> INSTRUCTIONS FOR THE TASK: Look through the material below for "caryophyllene". Copy every line that contains it.

◆ ◆ ◆ ◆ ◆

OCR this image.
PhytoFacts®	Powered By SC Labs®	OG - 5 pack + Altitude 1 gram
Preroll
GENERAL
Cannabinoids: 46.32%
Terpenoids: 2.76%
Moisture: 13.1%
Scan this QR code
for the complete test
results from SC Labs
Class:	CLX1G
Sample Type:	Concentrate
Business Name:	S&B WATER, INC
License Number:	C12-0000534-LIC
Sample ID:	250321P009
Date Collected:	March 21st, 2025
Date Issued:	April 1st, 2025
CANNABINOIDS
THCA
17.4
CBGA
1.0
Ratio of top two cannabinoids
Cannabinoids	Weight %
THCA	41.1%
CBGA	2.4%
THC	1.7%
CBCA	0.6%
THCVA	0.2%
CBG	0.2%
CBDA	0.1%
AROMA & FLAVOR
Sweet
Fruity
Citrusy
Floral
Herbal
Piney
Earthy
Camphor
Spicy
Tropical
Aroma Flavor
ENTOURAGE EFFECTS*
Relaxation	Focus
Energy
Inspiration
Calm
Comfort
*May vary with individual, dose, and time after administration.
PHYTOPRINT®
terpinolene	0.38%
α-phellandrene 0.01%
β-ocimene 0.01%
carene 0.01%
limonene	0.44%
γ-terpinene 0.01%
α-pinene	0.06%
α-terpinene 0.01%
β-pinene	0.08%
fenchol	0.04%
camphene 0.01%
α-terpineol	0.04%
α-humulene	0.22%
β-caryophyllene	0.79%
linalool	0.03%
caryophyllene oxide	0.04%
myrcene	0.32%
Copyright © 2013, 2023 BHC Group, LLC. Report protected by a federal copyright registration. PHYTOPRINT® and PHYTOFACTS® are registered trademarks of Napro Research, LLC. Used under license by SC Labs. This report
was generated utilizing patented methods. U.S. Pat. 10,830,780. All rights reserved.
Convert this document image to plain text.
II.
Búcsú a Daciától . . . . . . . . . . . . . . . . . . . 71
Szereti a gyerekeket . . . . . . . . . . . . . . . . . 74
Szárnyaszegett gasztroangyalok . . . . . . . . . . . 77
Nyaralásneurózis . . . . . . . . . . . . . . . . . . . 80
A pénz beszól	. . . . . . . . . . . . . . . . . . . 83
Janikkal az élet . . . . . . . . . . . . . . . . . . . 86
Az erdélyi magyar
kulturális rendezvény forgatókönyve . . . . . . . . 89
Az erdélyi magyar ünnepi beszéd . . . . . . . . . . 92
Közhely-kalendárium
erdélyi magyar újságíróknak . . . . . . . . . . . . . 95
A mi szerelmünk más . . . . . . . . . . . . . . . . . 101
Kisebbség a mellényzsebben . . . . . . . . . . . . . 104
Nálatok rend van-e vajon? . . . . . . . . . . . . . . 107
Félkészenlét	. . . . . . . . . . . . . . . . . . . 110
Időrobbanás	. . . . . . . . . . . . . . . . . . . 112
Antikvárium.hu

◆ ◆ ◆ ◆ ◆

> WRITTEN SOLUTION:
β-caryophyllene	0.79%
caryophyllene oxide	0.04%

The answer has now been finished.